◆ **BRIEF**
Repeat the entries below exactly as they appear, with no pictures.

◆ **SOURCE DATA**

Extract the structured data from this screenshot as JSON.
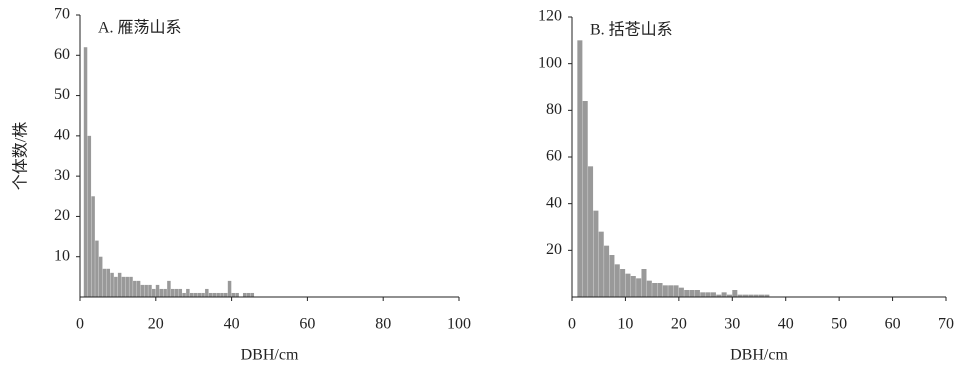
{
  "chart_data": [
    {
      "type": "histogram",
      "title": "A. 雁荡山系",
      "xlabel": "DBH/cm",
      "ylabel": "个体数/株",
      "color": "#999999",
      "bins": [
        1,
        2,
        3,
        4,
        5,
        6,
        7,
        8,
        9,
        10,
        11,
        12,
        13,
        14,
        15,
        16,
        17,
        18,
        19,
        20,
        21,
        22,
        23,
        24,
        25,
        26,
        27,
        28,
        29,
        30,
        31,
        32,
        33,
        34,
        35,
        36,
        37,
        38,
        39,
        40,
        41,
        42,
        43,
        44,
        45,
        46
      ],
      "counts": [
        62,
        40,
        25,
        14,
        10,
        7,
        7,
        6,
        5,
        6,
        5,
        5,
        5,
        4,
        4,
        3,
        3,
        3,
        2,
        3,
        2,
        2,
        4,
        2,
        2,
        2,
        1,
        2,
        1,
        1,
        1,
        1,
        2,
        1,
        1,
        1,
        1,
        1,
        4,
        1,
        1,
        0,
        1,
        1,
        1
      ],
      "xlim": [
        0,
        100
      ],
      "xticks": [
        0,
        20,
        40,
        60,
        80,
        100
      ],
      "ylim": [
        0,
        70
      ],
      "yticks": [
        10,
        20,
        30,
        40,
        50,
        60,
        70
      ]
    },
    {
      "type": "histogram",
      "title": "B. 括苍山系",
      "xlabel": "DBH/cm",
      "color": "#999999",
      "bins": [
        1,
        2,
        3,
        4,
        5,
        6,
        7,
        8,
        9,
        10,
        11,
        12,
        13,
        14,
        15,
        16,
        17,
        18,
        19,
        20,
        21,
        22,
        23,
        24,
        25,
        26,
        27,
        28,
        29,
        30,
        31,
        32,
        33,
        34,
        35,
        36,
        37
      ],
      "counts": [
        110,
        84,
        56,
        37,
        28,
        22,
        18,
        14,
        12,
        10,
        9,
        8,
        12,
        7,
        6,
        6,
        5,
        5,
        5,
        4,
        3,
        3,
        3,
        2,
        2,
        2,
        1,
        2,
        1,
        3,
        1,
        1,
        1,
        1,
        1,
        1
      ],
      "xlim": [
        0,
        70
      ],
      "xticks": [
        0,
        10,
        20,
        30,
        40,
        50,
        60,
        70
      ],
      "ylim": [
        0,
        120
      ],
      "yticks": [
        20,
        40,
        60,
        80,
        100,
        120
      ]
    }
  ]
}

◆ **RESULT FOR THIS TASK**
Extract the structured data from this screenshot as JSON.
{
  "chart_data": [
    {
      "type": "histogram",
      "title": "A. 雁荡山系",
      "xlabel": "DBH/cm",
      "ylabel": "个体数/株",
      "color": "#999999",
      "bins": [
        1,
        2,
        3,
        4,
        5,
        6,
        7,
        8,
        9,
        10,
        11,
        12,
        13,
        14,
        15,
        16,
        17,
        18,
        19,
        20,
        21,
        22,
        23,
        24,
        25,
        26,
        27,
        28,
        29,
        30,
        31,
        32,
        33,
        34,
        35,
        36,
        37,
        38,
        39,
        40,
        41,
        42,
        43,
        44,
        45,
        46
      ],
      "counts": [
        62,
        40,
        25,
        14,
        10,
        7,
        7,
        6,
        5,
        6,
        5,
        5,
        5,
        4,
        4,
        3,
        3,
        3,
        2,
        3,
        2,
        2,
        4,
        2,
        2,
        2,
        1,
        2,
        1,
        1,
        1,
        1,
        2,
        1,
        1,
        1,
        1,
        1,
        4,
        1,
        1,
        0,
        1,
        1,
        1
      ],
      "xlim": [
        0,
        100
      ],
      "xticks": [
        0,
        20,
        40,
        60,
        80,
        100
      ],
      "ylim": [
        0,
        70
      ],
      "yticks": [
        10,
        20,
        30,
        40,
        50,
        60,
        70
      ]
    },
    {
      "type": "histogram",
      "title": "B. 括苍山系",
      "xlabel": "DBH/cm",
      "color": "#999999",
      "bins": [
        1,
        2,
        3,
        4,
        5,
        6,
        7,
        8,
        9,
        10,
        11,
        12,
        13,
        14,
        15,
        16,
        17,
        18,
        19,
        20,
        21,
        22,
        23,
        24,
        25,
        26,
        27,
        28,
        29,
        30,
        31,
        32,
        33,
        34,
        35,
        36,
        37
      ],
      "counts": [
        110,
        84,
        56,
        37,
        28,
        22,
        18,
        14,
        12,
        10,
        9,
        8,
        12,
        7,
        6,
        6,
        5,
        5,
        5,
        4,
        3,
        3,
        3,
        2,
        2,
        2,
        1,
        2,
        1,
        3,
        1,
        1,
        1,
        1,
        1,
        1
      ],
      "xlim": [
        0,
        70
      ],
      "xticks": [
        0,
        10,
        20,
        30,
        40,
        50,
        60,
        70
      ],
      "ylim": [
        0,
        120
      ],
      "yticks": [
        20,
        40,
        60,
        80,
        100,
        120
      ]
    }
  ]
}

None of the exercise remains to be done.